Region boundary data
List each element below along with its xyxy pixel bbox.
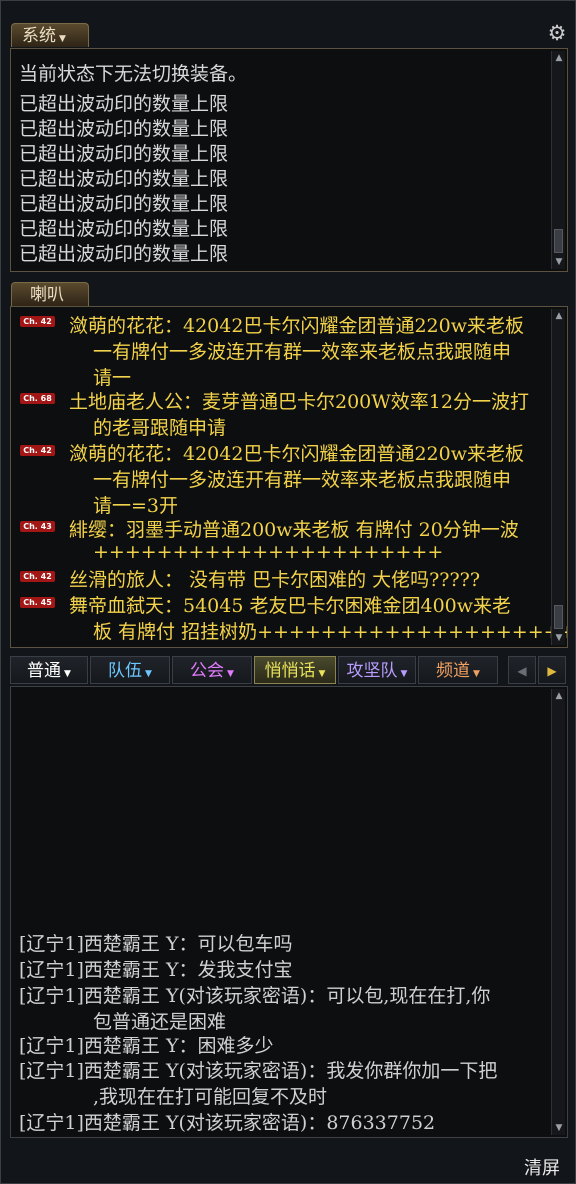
chevron-down-icon: ▼ <box>59 34 66 44</box>
chat-line: ,我现在在打可能回复不及时 <box>93 1086 328 1108</box>
trumpet-scrollbar[interactable]: ▲ ▼ <box>551 309 565 645</box>
chat-line: 包普通还是困难 <box>93 1011 227 1033</box>
system-line: 已超出波动印的数量上限 <box>19 93 229 115</box>
system-line: 已超出波动印的数量上限 <box>19 118 229 140</box>
trumpet-line: 舞帝血弑天：54045 老友巴卡尔困难金团400w来老 <box>69 595 512 617</box>
system-message-panel: 当前状态下无法切换装备。 已超出波动印的数量上限 已超出波动印的数量上限 已超出… <box>10 48 568 272</box>
scroll-down-icon[interactable]: ▼ <box>552 255 566 269</box>
trumpet-line: 緋缨：羽墨手动普通200w来老板 有牌付 20分钟一波 <box>69 519 519 541</box>
tab-raid-label: 攻坚队 <box>346 661 398 681</box>
arrow-right-icon[interactable]: ▶ <box>538 656 566 684</box>
trumpet-line: 请一=3开 <box>93 495 179 517</box>
chevron-down-icon: ▼ <box>473 669 480 679</box>
system-line: 已超出波动印的数量上限 <box>19 218 229 240</box>
tab-channel[interactable]: 频道 ▼ <box>418 656 498 684</box>
scroll-down-icon[interactable]: ▼ <box>552 631 566 645</box>
tab-system-label: 系统 <box>22 26 56 46</box>
tab-party[interactable]: 队伍 ▼ <box>90 656 170 684</box>
scroll-up-icon[interactable]: ▲ <box>552 51 566 65</box>
chevron-down-icon: ▼ <box>318 669 326 679</box>
channel-badge: Ch. 43 <box>20 521 55 532</box>
trumpet-line: 一有牌付一多波连开有群一效率来老板点我跟随申 <box>93 469 512 491</box>
chat-line: [辽宁1]西楚霸王 Y：发我支付宝 <box>19 959 293 981</box>
chat-line: [辽宁1]西楚霸王 Y(对该玩家密语)：我发你群你加一下把 <box>19 1060 498 1082</box>
tab-channel-label: 频道 <box>436 661 471 681</box>
system-line: 已超出波动印的数量上限 <box>19 143 229 165</box>
chevron-down-icon: ▼ <box>227 669 234 679</box>
tab-trumpet-label: 喇叭 <box>30 285 64 305</box>
system-line: 当前状态下无法切换装备。 <box>19 63 248 85</box>
trumpet-line: 丝滑的旅人： 没有带 巴卡尔困难的 大佬吗????? <box>69 569 481 591</box>
scroll-thumb[interactable] <box>554 605 563 629</box>
trumpet-line: 一有牌付一多波连开有群一效率来老板点我跟随申 <box>93 341 512 363</box>
scroll-up-icon[interactable]: ▲ <box>552 689 566 703</box>
tab-trumpet[interactable]: 喇叭 <box>11 282 89 306</box>
system-line: 已超出波动印的数量上限 <box>19 168 229 190</box>
chat-line: [辽宁1]西楚霸王 Y(对该玩家密语)：可以包,现在在打,你 <box>19 985 491 1007</box>
trumpet-line: 请一 <box>93 367 132 389</box>
trumpet-line: ++++++++++++++++++++++ <box>93 541 444 563</box>
tab-normal-label: 普通 <box>27 661 62 681</box>
tab-party-label: 队伍 <box>108 661 143 681</box>
tab-guild-label: 公会 <box>190 661 225 681</box>
chat-line: [辽宁1]西楚霸王 Y：困难多少 <box>19 1035 274 1057</box>
tab-whisper[interactable]: 悄悄话 ▼ <box>254 656 336 684</box>
tab-raid[interactable]: 攻坚队 ▼ <box>338 656 416 684</box>
channel-badge: Ch. 68 <box>20 393 55 404</box>
chevron-down-icon: ▼ <box>64 669 71 679</box>
chat-line: [辽宁1]西楚霸王 Y(对该玩家密语)：876337752 <box>19 1112 436 1134</box>
trumpet-line: 土地庙老人公：麦芽普通巴卡尔200W效率12分一波打 <box>69 391 529 413</box>
channel-badge: Ch. 45 <box>20 597 55 608</box>
tab-normal[interactable]: 普通 ▼ <box>10 656 88 684</box>
chat-line: [辽宁1]西楚霸王 Y：可以包车吗 <box>19 933 293 955</box>
trumpet-line: 潋萌的花花：42042巴卡尔闪耀金团普通220w来老板 <box>69 315 524 337</box>
chat-channel-tabs: 普通 ▼ 队伍 ▼ 公会 ▼ 悄悄话 ▼ 攻坚队 ▼ 频道 ▼ ◀ ▶ <box>10 656 568 684</box>
trumpet-line: 板 有牌付 招挂树奶++++++++++++++++++++++ <box>93 621 568 643</box>
chat-scrollbar[interactable]: ▲ ▼ <box>551 689 565 1135</box>
channel-badge: Ch. 42 <box>20 571 55 582</box>
system-line: 已超出波动印的数量上限 <box>19 193 229 215</box>
channel-badge: Ch. 42 <box>20 316 55 327</box>
trumpet-line: 潋萌的花花：42042巴卡尔闪耀金团普通220w来老板 <box>69 443 524 465</box>
tab-guild[interactable]: 公会 ▼ <box>172 656 252 684</box>
tab-system[interactable]: 系统 ▼ <box>11 23 89 47</box>
system-scrollbar[interactable]: ▲ ▼ <box>551 51 565 269</box>
scroll-down-icon[interactable]: ▼ <box>552 1121 566 1135</box>
channel-badge: Ch. 42 <box>20 445 55 456</box>
tab-whisper-label: 悄悄话 <box>264 661 316 681</box>
chevron-down-icon: ▼ <box>400 669 408 679</box>
trumpet-line: 的老哥跟随申请 <box>93 417 227 439</box>
chevron-down-icon: ▼ <box>145 669 152 679</box>
scroll-up-icon[interactable]: ▲ <box>552 309 566 323</box>
system-line: 已超出波动印的数量上限 <box>19 243 229 265</box>
chat-message-panel: [辽宁1]西楚霸王 Y：可以包车吗 [辽宁1]西楚霸王 Y：发我支付宝 [辽宁1… <box>10 686 568 1138</box>
clear-screen-button[interactable]: 清屏 <box>524 1154 560 1180</box>
trumpet-message-panel: Ch. 42 潋萌的花花：42042巴卡尔闪耀金团普通220w来老板 一有牌付一… <box>10 306 568 648</box>
arrow-left-icon[interactable]: ◀ <box>508 656 536 684</box>
scroll-thumb[interactable] <box>554 229 563 253</box>
gear-icon[interactable]: ⚙ <box>546 22 568 44</box>
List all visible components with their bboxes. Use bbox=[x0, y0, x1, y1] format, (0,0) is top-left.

• [What is being asked]:
Copy out the lines in the entries word for word, beginning at the line that contains "chevron-down-icon: ▼ <box>59 34 66 44</box>" and stopping after the line that contains "system-line: 已超出波动印的数量上限 <box>19 118".

• [Written response]:
chevron-down-icon: ▼ <box>59 34 66 44</box>
chat-line: ,我现在在打可能回复不及时 <box>93 1086 328 1108</box>
trumpet-scrollbar[interactable]: ▲ ▼ <box>551 309 565 645</box>
chat-line: 包普通还是困难 <box>93 1011 227 1033</box>
system-line: 已超出波动印的数量上限 <box>19 93 229 115</box>
system-line: 已超出波动印的数量上限 <box>19 118 229 140</box>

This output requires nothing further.